→ TASK DESCRIPTION: Return all the data, word for word.

Stored data entries:
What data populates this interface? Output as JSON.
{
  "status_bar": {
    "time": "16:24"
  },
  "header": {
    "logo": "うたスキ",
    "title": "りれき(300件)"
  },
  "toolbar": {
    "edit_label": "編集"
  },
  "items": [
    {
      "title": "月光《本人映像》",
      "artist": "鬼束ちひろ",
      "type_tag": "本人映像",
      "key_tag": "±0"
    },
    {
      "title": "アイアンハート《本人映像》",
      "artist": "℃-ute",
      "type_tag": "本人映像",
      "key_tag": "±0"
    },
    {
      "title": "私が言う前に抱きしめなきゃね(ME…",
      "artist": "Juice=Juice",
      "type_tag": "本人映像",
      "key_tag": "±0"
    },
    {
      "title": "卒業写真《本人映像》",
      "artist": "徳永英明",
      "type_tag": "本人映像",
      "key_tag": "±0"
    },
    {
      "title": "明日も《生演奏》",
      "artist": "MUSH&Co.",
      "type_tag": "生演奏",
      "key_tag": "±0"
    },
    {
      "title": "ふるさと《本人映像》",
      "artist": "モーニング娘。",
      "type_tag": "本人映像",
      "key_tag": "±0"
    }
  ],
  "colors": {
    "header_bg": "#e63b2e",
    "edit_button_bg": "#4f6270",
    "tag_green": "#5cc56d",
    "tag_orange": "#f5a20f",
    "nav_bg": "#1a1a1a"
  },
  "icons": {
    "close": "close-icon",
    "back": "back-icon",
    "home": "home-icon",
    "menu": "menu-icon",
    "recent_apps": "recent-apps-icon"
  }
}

→ FINISHED ANSWER:
What data populates this interface? Output as JSON.
{
  "status_bar": {
    "time": "16:24"
  },
  "header": {
    "logo": "うたスキ",
    "title": "りれき(300件)"
  },
  "toolbar": {
    "edit_label": "編集"
  },
  "items": [
    {
      "title": "月光《本人映像》",
      "artist": "鬼束ちひろ",
      "type_tag": "本人映像",
      "key_tag": "±0"
    },
    {
      "title": "アイアンハート《本人映像》",
      "artist": "℃-ute",
      "type_tag": "本人映像",
      "key_tag": "±0"
    },
    {
      "title": "私が言う前に抱きしめなきゃね(ME…",
      "artist": "Juice=Juice",
      "type_tag": "本人映像",
      "key_tag": "±0"
    },
    {
      "title": "卒業写真《本人映像》",
      "artist": "徳永英明",
      "type_tag": "本人映像",
      "key_tag": "±0"
    },
    {
      "title": "明日も《生演奏》",
      "artist": "MUSH&Co.",
      "type_tag": "生演奏",
      "key_tag": "±0"
    },
    {
      "title": "ふるさと《本人映像》",
      "artist": "モーニング娘。",
      "type_tag": "本人映像",
      "key_tag": "±0"
    }
  ],
  "colors": {
    "header_bg": "#e63b2e",
    "edit_button_bg": "#4f6270",
    "tag_green": "#5cc56d",
    "tag_orange": "#f5a20f",
    "nav_bg": "#1a1a1a"
  },
  "icons": {
    "close": "close-icon",
    "back": "back-icon",
    "home": "home-icon",
    "menu": "menu-icon",
    "recent_apps": "recent-apps-icon"
  }
}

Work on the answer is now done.